Work instructions: Draw out every line with the word "america" from the listing below.

Records:
# # # #

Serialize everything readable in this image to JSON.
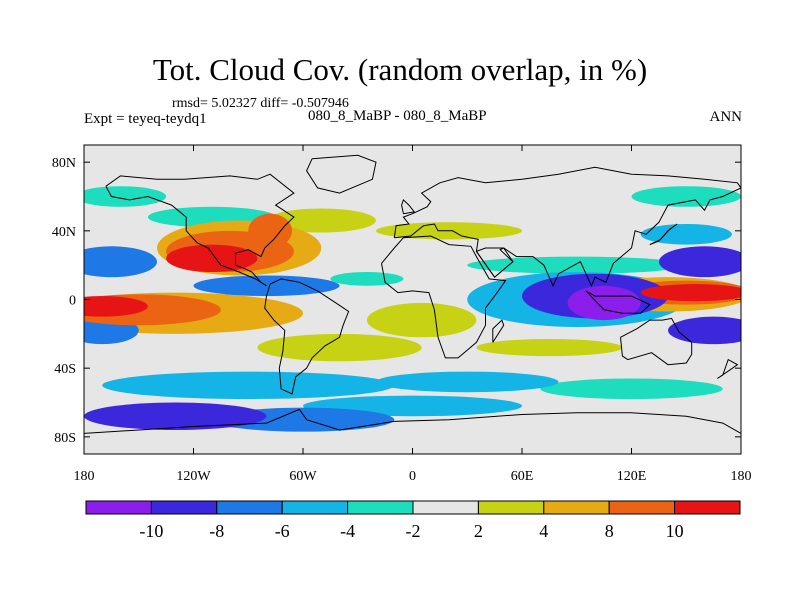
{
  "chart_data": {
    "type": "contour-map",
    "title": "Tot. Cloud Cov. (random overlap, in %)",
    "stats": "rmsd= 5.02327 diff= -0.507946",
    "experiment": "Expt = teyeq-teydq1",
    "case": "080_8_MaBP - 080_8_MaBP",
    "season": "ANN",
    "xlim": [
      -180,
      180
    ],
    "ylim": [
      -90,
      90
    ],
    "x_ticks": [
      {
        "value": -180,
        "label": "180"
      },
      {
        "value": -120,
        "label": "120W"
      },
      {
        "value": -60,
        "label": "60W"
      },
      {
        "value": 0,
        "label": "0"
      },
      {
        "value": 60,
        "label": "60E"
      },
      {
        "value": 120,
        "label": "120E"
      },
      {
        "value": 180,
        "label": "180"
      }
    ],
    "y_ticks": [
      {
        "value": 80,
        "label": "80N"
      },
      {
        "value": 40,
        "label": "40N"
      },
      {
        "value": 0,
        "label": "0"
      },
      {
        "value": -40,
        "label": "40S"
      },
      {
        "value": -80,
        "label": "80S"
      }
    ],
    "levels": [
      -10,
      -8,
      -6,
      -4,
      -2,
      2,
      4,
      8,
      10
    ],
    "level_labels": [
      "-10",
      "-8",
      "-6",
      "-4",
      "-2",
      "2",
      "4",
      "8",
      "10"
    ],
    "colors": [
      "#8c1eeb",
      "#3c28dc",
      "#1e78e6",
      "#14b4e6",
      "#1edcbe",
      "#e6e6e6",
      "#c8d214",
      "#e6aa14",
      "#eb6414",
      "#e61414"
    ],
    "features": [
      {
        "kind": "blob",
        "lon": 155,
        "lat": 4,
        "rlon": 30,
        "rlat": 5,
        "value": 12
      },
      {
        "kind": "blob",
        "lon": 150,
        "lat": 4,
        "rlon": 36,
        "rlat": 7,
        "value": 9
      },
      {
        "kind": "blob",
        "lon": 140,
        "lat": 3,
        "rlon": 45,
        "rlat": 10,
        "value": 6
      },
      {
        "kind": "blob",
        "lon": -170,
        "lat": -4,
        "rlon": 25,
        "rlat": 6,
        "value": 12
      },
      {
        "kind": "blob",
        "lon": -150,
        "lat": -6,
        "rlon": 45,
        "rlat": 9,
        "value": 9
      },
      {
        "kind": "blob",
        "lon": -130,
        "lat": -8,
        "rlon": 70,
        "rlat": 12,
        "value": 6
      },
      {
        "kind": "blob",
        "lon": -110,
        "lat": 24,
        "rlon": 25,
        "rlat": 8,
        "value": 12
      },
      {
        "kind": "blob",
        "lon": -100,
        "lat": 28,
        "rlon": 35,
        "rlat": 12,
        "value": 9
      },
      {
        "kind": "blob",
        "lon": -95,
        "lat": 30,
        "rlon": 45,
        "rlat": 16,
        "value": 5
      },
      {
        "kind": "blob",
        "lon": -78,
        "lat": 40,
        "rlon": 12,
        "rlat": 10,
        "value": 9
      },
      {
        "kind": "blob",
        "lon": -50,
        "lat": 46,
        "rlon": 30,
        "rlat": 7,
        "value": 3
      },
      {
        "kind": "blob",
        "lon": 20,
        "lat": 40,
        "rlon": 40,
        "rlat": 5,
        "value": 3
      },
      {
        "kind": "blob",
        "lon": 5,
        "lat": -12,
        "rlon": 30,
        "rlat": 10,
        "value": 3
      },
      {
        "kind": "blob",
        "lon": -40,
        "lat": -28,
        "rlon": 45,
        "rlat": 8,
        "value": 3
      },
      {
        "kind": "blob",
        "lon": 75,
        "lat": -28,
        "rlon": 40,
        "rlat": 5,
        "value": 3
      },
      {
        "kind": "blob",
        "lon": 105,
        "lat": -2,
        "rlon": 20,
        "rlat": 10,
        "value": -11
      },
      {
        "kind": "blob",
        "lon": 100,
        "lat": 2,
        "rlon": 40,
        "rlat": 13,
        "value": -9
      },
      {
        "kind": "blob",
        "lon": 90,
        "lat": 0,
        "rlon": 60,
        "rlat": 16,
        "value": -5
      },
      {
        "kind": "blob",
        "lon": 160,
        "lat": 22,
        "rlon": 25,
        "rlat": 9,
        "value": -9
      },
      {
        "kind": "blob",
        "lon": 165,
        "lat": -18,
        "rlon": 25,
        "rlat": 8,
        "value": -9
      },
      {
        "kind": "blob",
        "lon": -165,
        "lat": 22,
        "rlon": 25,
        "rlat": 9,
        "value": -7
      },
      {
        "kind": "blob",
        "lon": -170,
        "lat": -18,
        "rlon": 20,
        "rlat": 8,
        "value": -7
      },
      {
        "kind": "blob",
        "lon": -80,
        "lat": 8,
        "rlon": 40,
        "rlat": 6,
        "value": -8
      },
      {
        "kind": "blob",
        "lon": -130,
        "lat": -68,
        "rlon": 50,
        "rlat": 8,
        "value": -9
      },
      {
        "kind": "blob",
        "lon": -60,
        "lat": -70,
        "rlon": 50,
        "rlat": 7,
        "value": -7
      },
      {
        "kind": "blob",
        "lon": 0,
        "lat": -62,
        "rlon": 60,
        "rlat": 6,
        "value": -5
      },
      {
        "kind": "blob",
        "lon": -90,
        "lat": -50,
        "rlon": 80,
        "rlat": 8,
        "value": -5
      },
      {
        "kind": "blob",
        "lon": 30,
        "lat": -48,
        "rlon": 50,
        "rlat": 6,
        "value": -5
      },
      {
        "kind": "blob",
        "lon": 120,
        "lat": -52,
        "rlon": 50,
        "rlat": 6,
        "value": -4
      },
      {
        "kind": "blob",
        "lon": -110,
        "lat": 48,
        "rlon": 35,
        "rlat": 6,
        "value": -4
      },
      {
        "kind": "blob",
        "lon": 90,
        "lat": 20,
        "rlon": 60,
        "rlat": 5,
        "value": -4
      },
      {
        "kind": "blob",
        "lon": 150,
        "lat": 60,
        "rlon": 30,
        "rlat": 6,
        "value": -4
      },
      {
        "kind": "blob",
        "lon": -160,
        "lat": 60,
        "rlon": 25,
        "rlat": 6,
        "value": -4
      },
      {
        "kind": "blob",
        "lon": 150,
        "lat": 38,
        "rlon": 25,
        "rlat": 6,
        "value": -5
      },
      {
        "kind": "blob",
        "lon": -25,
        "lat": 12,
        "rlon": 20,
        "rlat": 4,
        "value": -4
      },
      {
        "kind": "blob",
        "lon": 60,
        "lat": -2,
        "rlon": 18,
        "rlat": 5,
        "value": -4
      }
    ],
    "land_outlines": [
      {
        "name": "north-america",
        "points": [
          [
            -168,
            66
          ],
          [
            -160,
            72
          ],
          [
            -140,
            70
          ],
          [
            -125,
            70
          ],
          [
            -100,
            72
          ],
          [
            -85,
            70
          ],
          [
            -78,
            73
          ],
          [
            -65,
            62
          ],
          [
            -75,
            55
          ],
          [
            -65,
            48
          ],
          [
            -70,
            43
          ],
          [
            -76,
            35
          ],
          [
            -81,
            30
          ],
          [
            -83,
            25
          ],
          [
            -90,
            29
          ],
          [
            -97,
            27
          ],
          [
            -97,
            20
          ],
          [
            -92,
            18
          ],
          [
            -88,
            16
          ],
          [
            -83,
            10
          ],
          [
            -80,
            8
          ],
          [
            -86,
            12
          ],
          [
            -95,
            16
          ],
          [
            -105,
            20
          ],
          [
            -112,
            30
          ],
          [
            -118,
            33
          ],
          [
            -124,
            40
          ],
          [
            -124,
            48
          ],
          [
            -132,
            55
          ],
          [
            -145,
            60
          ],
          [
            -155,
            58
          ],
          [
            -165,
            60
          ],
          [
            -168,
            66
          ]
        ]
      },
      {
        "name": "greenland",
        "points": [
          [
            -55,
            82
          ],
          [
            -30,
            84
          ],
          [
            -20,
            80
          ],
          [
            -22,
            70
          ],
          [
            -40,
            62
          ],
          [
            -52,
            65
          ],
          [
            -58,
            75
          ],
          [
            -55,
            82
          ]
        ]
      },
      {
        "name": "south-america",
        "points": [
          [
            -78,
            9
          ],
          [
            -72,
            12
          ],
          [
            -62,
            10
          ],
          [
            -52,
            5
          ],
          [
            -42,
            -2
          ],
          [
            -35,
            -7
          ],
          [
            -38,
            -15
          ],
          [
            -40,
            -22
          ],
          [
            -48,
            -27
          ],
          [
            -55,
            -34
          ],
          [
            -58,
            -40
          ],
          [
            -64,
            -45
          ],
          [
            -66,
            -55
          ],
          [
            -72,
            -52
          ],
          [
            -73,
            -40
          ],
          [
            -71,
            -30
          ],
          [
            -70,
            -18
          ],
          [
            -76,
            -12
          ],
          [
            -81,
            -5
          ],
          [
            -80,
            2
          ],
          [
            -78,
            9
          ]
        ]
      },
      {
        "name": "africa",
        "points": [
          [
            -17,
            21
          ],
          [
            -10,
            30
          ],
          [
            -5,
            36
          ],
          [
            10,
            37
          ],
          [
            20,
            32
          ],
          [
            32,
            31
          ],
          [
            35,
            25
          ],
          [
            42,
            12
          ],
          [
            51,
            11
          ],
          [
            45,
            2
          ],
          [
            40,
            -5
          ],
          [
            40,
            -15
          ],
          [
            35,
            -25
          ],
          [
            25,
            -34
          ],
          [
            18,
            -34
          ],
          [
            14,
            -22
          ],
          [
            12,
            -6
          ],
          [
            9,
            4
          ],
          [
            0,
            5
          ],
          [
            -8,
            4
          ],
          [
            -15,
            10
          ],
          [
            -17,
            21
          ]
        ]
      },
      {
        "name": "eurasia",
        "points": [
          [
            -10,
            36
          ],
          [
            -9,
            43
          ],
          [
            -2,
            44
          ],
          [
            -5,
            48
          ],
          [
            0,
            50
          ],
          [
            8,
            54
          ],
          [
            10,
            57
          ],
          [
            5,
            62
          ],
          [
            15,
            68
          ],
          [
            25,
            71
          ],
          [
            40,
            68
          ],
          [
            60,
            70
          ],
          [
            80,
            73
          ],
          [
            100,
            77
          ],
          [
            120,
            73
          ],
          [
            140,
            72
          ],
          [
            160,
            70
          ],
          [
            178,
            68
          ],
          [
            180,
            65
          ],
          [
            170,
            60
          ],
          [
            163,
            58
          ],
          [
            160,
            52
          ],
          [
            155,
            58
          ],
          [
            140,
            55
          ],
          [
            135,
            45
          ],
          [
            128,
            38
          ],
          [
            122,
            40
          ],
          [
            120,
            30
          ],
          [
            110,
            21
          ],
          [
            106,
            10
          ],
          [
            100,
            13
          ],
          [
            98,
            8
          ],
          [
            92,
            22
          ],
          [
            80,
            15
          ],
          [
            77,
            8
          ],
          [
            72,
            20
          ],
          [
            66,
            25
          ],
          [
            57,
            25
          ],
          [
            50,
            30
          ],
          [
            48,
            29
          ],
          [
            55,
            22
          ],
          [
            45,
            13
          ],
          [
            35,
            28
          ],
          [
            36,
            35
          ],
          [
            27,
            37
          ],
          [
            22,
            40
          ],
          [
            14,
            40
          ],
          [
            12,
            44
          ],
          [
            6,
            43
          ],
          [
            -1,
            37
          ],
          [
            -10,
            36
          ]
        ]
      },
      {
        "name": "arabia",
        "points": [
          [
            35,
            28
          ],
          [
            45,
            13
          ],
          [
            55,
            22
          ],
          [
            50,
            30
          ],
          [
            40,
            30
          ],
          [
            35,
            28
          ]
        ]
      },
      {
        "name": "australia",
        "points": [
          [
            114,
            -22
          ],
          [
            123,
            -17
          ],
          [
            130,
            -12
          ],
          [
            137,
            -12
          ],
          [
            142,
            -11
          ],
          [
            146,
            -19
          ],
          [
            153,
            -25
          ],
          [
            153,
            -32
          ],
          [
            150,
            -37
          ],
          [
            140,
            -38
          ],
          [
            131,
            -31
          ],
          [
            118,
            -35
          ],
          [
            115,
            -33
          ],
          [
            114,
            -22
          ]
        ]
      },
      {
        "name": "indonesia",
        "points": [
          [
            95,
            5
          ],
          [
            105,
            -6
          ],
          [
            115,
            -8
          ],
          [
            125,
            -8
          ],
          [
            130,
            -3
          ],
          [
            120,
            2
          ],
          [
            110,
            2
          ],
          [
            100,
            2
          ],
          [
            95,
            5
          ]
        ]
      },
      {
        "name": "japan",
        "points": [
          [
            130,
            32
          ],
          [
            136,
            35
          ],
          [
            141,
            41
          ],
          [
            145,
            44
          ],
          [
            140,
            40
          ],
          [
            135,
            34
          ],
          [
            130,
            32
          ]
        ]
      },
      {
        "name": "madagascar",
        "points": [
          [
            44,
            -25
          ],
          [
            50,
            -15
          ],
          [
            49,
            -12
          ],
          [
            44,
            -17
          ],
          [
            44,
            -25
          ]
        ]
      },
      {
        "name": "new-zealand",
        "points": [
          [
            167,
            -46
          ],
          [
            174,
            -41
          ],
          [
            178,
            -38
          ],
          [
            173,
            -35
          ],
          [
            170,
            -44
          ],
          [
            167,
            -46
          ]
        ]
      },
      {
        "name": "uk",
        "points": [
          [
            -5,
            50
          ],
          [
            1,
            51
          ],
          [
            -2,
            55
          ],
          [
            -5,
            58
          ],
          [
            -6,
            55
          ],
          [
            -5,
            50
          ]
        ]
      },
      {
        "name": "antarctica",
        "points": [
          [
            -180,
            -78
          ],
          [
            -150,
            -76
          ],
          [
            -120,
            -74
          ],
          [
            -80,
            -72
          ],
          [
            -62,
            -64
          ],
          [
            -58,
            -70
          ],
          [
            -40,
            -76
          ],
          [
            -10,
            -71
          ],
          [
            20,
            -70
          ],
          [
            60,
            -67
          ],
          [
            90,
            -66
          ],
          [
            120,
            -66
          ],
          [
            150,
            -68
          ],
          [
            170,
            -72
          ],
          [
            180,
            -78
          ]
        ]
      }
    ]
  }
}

# # # #

Solution to this exercise:
        "name": "north-america",
        "name": "south-america",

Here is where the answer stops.